> **SET PROBLEM A**
In the commentary on Chapter 2, Verse 67, what image does Krishna give for the sequence from sense-contact to ruin?
> **SET PROBLEM B**
Extract the portion of the commentary on Chapter 2, Verse 67 between "2.Line by line" and "what happens next.", inclusive.

Chapter 2 · Verse 67

spoken by Krishna
Essence

One sense dragging your attention is enough to pull the whole mind downstream.

Krishna has been tracing the sequence from sense-contact to ruin. Here he gives the sharpest single image of that sequence: the wind and the boat on water.


indriyāṇāṃ hi caratāṃ yan mano 'nuvidhīyate | tad asya harati prajñāṃ vāyur nāvam ivāmbhasi ||


इन्द्रियाणां हि चरतां यन्मनोऽनुविधीयते । तदस्य हरति प्रज्ञां वायुर्नावमिवाम्भसि ॥

1.Plain meaning

Among the senses that are roaming outward, whichever one the mind follows along with, that sense carries away his wisdom, just as the wind carries a boat on water.

2.Line by line

indriyāṇāṃ hi caratāṃ

"The senses are already moving"
Notice Krishna does not say 'if the senses move.' He says 'the senses that are roaming.' This is a given, not a lapse. The senses move outward by their nature. That's what they do. The teaching is not about stopping the senses from moving. It's about what happens next.

yan mano 'nuvidhīyate

"Whichever one the mind follows"
'Anuvidhīyate' means to comply with, to follow the lead of, to move in the same direction as. The mind does not get pulled by all the senses at once. It takes one hook. That's the precision of this verse. You don't lose your clarity to a flood. You lose it to one thread you chose to follow.

> **DATASET ROWS**
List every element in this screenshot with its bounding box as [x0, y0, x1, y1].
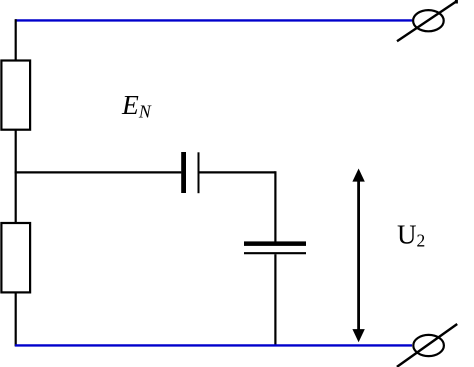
wire middle horizontal (node to C1) [15, 171, 182, 173]
wire left vertical bottom segment [15, 292, 17, 346]
terminal top-right [397, 0, 457, 41]
wire left vertical top segment [15, 19, 17, 61]
resistor R1 [1, 61, 30, 130]
svg-text:U2: U2 [397, 220, 425, 251]
resistor R2 [1, 223, 30, 292]
terminal bottom-right [397, 324, 457, 367]
capacitor C2 (shunt) [244, 241, 306, 253]
wire C1 to corner [200, 171, 276, 173]
wire left vertical middle segment [15, 130, 17, 224]
arrow U2 (double-headed) [352, 169, 364, 343]
wire corner down to C2 [274, 171, 276, 241]
wire C2 down to bottom bus [274, 254, 276, 346]
wire top bus (blue) [15, 19, 412, 21]
capacitor C1 (series) [181, 152, 198, 193]
svg-text:EN: EN [121, 89, 152, 122]
wire bottom bus (blue) [15, 344, 412, 346]
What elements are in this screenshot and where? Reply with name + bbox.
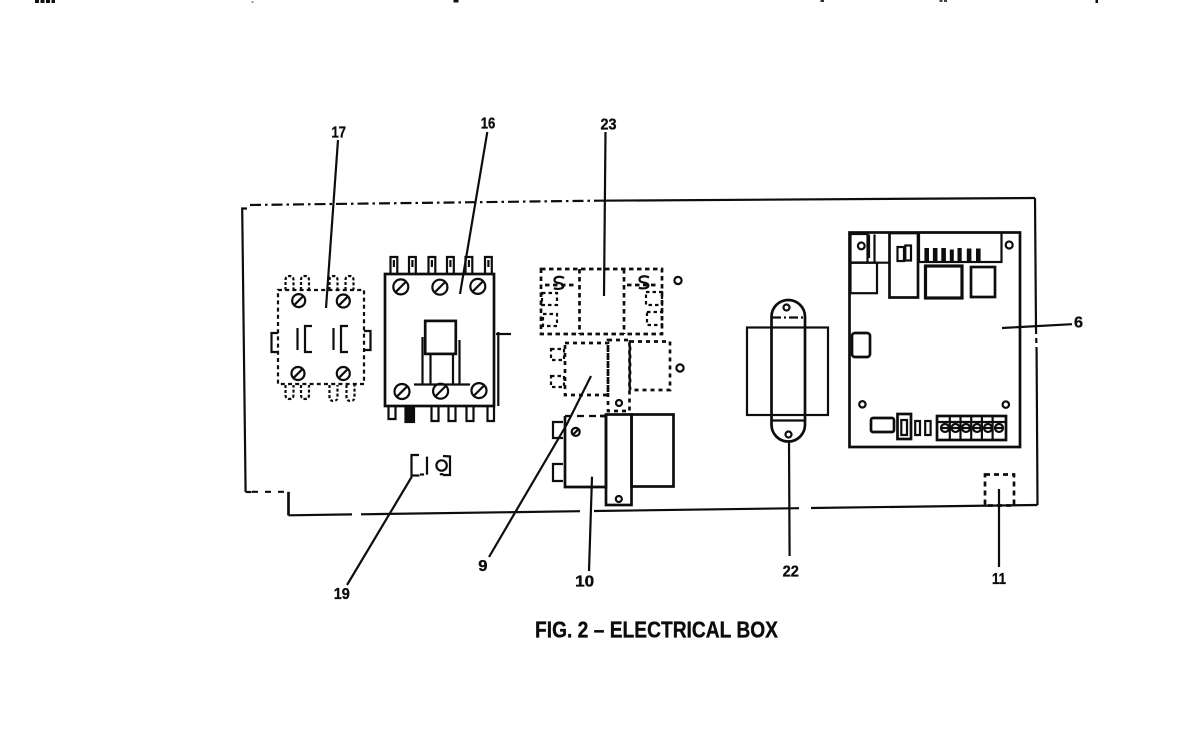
- relay K9 mounting hole: [676, 364, 683, 371]
- electrical box outline: top edge solid: [597, 198, 1035, 201]
- contactor C16 top terminals: [391, 257, 492, 273]
- contactor C16 bottom terminals: [389, 407, 495, 422]
- transformer T22 bottom hole: [786, 432, 792, 438]
- relay K23 mounting hole: [674, 277, 681, 284]
- relay K9 left tabs: [551, 349, 564, 387]
- svg-text:22: 22: [783, 564, 799, 581]
- contactor C17 side ticks: [272, 331, 371, 352]
- contactor C17 dashed body: [278, 290, 364, 384]
- control board U6 top strip: [919, 233, 1002, 263]
- svg-text:11: 11: [992, 571, 1006, 588]
- contactor C16 center coil cover: [425, 321, 456, 354]
- control board U6 pin row: [924, 248, 980, 262]
- contactor C17 bottom terminals: [286, 385, 355, 401]
- contactor C16 top screws: [393, 279, 485, 295]
- contactor C16 body: [385, 274, 494, 406]
- svg-text:17: 17: [332, 124, 347, 141]
- control board U6 terminal block: [937, 416, 1006, 440]
- transformer T22 bobbin capsule: [772, 300, 806, 442]
- relay K23 marking right: [639, 276, 649, 288]
- transformer T22 core: [747, 328, 828, 416]
- relay K9 left block: [565, 343, 608, 395]
- svg-text:6: 6: [1074, 314, 1083, 331]
- relay K10 strip hole: [616, 496, 622, 502]
- relay K10 left block: [565, 416, 606, 487]
- contactor C16 bottom screws: [395, 383, 487, 399]
- plug 11 dashed square: [985, 475, 1014, 506]
- relay K10 left tabs: [553, 422, 563, 481]
- electrical box outline: bottom edge: [289, 505, 1038, 515]
- leader line 9: [489, 376, 591, 557]
- control board U6 connector block: [890, 233, 919, 298]
- control board U6 bottom relay: [871, 418, 894, 432]
- electrical box outline: right edge: [1035, 198, 1038, 505]
- relay K23 right tabs: [646, 292, 662, 325]
- control board U6 top-right hole: [1006, 242, 1013, 249]
- leader line 23: [604, 132, 606, 296]
- control board U6 top-left hole plate: [851, 234, 868, 263]
- leader line 19: [347, 477, 412, 586]
- contactor C17 screw bottom-right: [337, 367, 350, 380]
- relay K9 strip hole: [616, 400, 622, 406]
- control board U6 bottom-left hole: [859, 401, 865, 407]
- control board U6 left tab: [852, 333, 870, 357]
- contactor C16 side flange: [496, 332, 511, 406]
- leader line 11: [998, 489, 1000, 567]
- relay K23 left tabs: [542, 293, 557, 326]
- relay K9 middle strip: [608, 340, 630, 411]
- relay K23 marking left: [554, 277, 564, 289]
- control board U6 left dividers: [851, 235, 889, 263]
- leader line 17: [326, 140, 338, 308]
- grommet 19 symbol: [412, 455, 451, 476]
- relay K9 right block: [630, 342, 670, 391]
- svg-text:10: 10: [575, 574, 594, 591]
- scan specks top edge: [35, 0, 1098, 3]
- contactor C17 top terminals: [286, 276, 354, 290]
- contactor C16 internal lines: [414, 337, 470, 385]
- control board U6 middle square: [926, 266, 963, 298]
- contactor C17 screw bottom-left: [292, 367, 305, 380]
- svg-text:9: 9: [478, 558, 488, 575]
- transformer T22 bottom line: [772, 419, 805, 421]
- relay K10 middle strip: [606, 415, 632, 506]
- contactor C17 screw top-right: [337, 295, 350, 308]
- electrical box outline: left edge: [242, 209, 251, 493]
- control board U6 outline: [850, 233, 1021, 448]
- svg-text:19: 19: [334, 586, 350, 603]
- relay K10 right block: [632, 415, 674, 487]
- relay K23 dashed body: [541, 269, 662, 334]
- leader line 16: [460, 132, 487, 294]
- relay K10 screw: [572, 428, 580, 436]
- contactor C17 contact symbols: [298, 326, 349, 352]
- control board U6 right square: [971, 267, 995, 297]
- leader line 6: [1002, 324, 1072, 328]
- electrical box outline: bottom-left step: [252, 492, 289, 516]
- control board U6 bottom-right hole: [1003, 401, 1009, 407]
- control board U6 terminal screws: [941, 424, 1003, 432]
- svg-text:23: 23: [601, 117, 617, 134]
- control board U6 fuse holder: [898, 414, 912, 439]
- contactor C17 screw top-left: [292, 294, 305, 307]
- transformer T22 top hole: [784, 305, 790, 311]
- svg-text:16: 16: [481, 116, 496, 133]
- transformer T22 top line: [772, 316, 805, 318]
- control board U6 left lower section: [851, 263, 878, 294]
- leader line 10: [589, 477, 592, 571]
- svg-text:FIG. 2 – ELECTRICAL BOX: FIG. 2 – ELECTRICAL BOX: [535, 617, 778, 643]
- electrical box outline: top edge dash-dot: [250, 201, 597, 205]
- leader line 22: [788, 442, 791, 557]
- control board U6 small caps: [915, 421, 930, 435]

> **RIGHT ANSWER A**
The wind and the boat on water.

> **RIGHT ANSWER B**
2.Line by line

indriyāṇāṃ hi caratāṃ

"The senses are already moving"
Notice Krishna does not say 'if the senses move.' He says 'the senses that are roaming.' This is a given, not a lapse. The senses move outward by their nature. That's what they do. The teaching is not about stopping the senses from moving. It's about what happens next.